Given request:
List the lines of this listing that hold the word "CARRIAGE".

Provided records:
——
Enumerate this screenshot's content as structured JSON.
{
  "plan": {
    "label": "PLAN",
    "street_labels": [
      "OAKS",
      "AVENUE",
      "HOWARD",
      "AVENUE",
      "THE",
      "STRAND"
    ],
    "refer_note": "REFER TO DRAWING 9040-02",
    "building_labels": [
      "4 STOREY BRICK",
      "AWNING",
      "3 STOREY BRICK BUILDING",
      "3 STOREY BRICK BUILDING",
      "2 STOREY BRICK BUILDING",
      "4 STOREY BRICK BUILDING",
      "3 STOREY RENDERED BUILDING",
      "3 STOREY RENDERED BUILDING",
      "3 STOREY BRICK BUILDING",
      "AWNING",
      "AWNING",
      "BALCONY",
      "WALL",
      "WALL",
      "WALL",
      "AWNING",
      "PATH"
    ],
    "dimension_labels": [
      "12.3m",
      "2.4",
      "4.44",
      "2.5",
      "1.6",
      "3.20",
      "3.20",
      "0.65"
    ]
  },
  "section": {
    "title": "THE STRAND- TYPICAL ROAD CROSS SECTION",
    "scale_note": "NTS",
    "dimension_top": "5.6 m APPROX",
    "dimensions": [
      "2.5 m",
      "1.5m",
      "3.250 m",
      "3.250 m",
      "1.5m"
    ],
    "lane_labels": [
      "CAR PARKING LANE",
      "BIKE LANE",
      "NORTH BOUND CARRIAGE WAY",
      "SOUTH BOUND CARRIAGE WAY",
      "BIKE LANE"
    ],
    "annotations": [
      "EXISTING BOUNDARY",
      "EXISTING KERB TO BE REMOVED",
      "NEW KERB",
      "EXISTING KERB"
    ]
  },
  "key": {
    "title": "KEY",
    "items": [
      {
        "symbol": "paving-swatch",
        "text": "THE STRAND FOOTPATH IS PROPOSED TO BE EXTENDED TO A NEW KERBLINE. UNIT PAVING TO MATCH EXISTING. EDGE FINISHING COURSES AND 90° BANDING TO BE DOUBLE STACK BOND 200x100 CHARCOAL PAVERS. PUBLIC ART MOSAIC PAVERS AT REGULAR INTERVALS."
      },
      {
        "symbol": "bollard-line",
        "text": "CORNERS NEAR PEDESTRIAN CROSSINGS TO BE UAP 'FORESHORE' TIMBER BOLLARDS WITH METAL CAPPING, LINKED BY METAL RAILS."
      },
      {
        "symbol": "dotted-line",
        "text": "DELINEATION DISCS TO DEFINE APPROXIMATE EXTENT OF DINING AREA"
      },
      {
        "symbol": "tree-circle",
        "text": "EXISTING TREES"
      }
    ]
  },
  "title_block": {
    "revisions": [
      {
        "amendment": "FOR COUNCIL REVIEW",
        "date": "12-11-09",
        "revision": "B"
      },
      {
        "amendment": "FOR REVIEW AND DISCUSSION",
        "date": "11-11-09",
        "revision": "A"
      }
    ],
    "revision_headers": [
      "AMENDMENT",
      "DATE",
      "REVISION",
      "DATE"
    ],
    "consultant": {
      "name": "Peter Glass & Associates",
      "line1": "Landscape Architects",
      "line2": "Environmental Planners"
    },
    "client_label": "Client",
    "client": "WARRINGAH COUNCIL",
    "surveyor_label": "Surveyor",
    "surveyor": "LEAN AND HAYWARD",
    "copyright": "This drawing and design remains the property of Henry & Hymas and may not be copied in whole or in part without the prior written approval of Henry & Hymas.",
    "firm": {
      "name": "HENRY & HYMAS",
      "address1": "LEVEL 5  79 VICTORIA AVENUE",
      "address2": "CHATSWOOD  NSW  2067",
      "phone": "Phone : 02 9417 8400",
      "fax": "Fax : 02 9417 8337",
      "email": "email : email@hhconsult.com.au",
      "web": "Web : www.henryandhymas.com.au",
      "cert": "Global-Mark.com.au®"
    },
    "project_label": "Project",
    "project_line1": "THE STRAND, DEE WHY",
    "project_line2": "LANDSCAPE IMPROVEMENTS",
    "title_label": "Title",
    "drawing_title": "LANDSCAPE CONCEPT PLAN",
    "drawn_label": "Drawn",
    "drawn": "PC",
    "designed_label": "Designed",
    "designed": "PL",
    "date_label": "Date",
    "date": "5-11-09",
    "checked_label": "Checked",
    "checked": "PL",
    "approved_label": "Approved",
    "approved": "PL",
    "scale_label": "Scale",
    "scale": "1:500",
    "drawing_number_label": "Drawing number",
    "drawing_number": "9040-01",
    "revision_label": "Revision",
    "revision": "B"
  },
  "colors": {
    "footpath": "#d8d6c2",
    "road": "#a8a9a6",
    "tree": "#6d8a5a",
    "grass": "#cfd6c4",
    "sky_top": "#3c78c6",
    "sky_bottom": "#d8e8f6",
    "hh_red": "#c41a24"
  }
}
——
Complete answer:
      "NORTH BOUND CARRIAGE WAY",
      "SOUTH BOUND CARRIAGE WAY",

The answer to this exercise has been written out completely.